__Dataset entries__.

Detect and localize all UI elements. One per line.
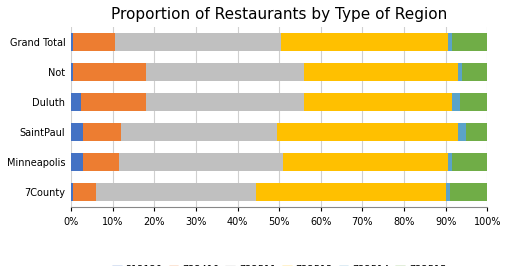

==

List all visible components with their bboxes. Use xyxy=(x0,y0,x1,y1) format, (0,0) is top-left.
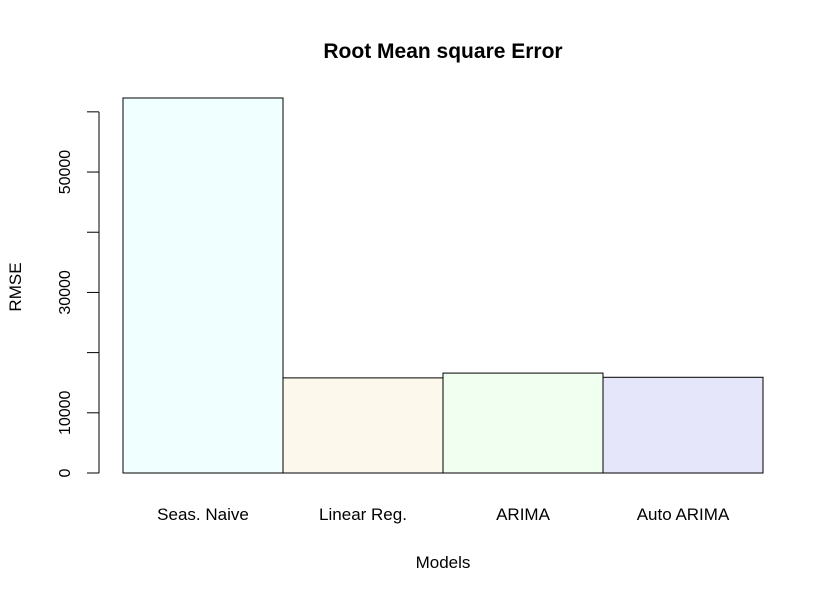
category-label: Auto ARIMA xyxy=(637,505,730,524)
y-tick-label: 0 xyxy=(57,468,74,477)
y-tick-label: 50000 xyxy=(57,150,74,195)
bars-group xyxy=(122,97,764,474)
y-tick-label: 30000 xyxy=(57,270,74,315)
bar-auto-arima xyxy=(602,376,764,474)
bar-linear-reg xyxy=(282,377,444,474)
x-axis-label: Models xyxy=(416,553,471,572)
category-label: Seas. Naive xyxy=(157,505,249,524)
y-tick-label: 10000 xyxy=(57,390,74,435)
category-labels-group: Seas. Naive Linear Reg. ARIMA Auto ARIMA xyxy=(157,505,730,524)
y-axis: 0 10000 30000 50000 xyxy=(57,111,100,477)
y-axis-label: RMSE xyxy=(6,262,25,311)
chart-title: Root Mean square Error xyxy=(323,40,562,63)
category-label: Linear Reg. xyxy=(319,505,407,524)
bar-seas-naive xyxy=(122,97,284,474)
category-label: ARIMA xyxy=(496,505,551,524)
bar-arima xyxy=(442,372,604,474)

__Task instructions__.
Transcribe the part of the entries that opens with the line containing "List all visible" and closes with the line containing "y-axis: 0 10000", both of those lines included. Leave the pictures out.

__Problem solution__.
List all visible components with their bboxes. Use xyxy=(x0,y0,x1,y1) format, (0,0) is top-left.
category-label: Auto ARIMA xyxy=(637,505,730,524)
y-tick-label: 0 xyxy=(57,468,74,477)
y-tick-label: 50000 xyxy=(57,150,74,195)
bars-group xyxy=(122,97,764,474)
y-tick-label: 30000 xyxy=(57,270,74,315)
bar-auto-arima xyxy=(602,376,764,474)
bar-linear-reg xyxy=(282,377,444,474)
x-axis-label: Models xyxy=(416,553,471,572)
category-label: Seas. Naive xyxy=(157,505,249,524)
y-tick-label: 10000 xyxy=(57,390,74,435)
category-labels-group: Seas. Naive Linear Reg. ARIMA Auto ARIMA xyxy=(157,505,730,524)
y-axis: 0 10000 30000 50000 xyxy=(57,111,100,477)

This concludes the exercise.